** begin **

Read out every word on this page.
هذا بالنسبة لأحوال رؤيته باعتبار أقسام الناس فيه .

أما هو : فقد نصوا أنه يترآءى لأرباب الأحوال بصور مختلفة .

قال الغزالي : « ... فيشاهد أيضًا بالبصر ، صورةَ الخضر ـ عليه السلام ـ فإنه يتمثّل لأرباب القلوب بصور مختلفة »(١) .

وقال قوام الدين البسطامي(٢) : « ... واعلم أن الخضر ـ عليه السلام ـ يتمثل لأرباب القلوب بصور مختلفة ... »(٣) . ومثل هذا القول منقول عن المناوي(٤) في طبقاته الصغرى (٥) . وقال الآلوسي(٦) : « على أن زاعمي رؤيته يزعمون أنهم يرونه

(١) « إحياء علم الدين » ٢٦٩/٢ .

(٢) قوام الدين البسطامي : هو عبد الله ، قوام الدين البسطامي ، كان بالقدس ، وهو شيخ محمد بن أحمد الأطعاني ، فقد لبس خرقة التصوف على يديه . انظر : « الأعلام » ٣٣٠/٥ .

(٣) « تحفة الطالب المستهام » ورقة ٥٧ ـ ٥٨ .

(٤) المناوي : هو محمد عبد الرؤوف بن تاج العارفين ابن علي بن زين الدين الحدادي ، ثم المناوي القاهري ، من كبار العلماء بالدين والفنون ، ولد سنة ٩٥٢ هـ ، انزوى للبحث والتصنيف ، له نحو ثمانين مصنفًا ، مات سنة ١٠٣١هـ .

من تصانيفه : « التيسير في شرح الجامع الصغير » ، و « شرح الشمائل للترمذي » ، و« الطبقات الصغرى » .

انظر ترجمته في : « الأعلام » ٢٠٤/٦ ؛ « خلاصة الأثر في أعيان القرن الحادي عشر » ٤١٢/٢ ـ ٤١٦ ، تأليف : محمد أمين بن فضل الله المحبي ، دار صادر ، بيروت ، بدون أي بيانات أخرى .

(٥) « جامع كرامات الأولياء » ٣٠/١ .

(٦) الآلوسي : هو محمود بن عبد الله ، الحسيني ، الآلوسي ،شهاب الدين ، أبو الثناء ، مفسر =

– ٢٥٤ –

** end **
** begin **

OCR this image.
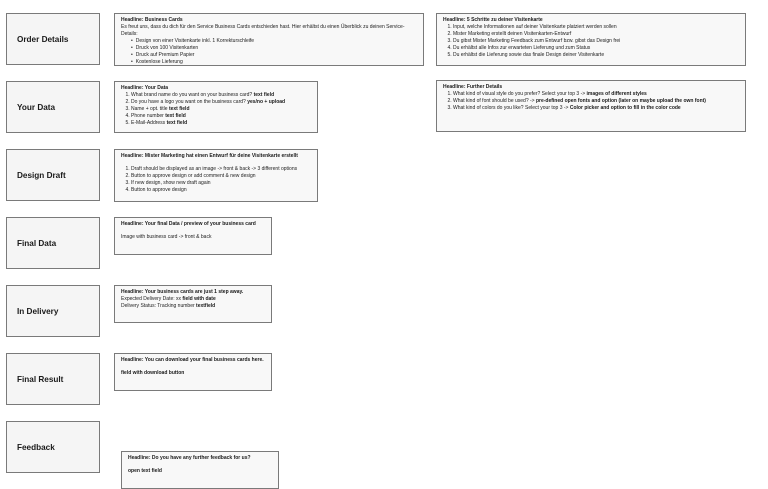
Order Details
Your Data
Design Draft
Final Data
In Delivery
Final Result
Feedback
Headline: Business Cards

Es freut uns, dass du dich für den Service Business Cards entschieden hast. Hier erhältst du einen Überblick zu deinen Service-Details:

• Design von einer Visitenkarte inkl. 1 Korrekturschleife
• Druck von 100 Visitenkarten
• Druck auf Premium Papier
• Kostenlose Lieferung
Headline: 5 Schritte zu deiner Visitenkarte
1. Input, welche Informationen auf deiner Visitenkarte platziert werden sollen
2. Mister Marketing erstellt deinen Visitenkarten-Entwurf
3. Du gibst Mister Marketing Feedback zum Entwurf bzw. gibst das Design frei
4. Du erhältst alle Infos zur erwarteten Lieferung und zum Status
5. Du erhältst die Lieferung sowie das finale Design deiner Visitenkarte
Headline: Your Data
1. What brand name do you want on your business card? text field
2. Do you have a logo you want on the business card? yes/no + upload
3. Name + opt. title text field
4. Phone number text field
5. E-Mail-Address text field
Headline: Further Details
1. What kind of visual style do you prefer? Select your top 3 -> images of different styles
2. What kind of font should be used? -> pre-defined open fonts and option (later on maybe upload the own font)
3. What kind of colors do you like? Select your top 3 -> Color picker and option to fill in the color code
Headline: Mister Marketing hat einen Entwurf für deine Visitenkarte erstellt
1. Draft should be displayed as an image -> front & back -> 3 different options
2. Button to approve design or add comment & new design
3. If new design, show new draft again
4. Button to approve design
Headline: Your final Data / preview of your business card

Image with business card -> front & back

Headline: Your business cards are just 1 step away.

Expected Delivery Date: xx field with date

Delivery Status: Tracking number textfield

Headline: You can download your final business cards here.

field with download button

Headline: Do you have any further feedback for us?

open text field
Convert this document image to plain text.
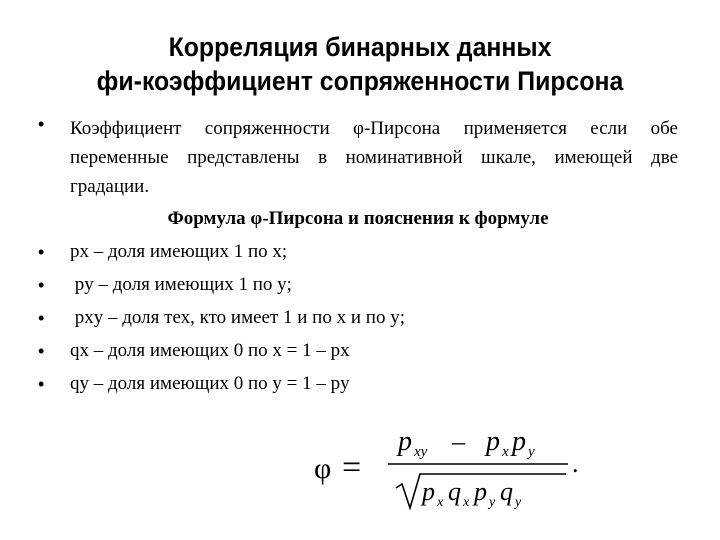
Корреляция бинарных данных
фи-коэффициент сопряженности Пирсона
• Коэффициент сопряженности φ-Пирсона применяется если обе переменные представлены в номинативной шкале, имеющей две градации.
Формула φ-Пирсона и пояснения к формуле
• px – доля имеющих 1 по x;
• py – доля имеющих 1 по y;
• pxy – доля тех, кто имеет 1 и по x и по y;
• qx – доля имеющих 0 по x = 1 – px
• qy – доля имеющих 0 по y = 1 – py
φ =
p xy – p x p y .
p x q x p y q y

** end **

What the exercise asks: Above are the records; copy every line in them that holds the word "kind".

Solution to this task:
1. What kind of visual style do you prefer? Select your top 3 -> images of different styles
2. What kind of font should be used? -> pre-defined open fonts and option (later on maybe upload the own font)
3. What kind of colors do you like? Select your top 3 -> Color picker and option to fill in the color code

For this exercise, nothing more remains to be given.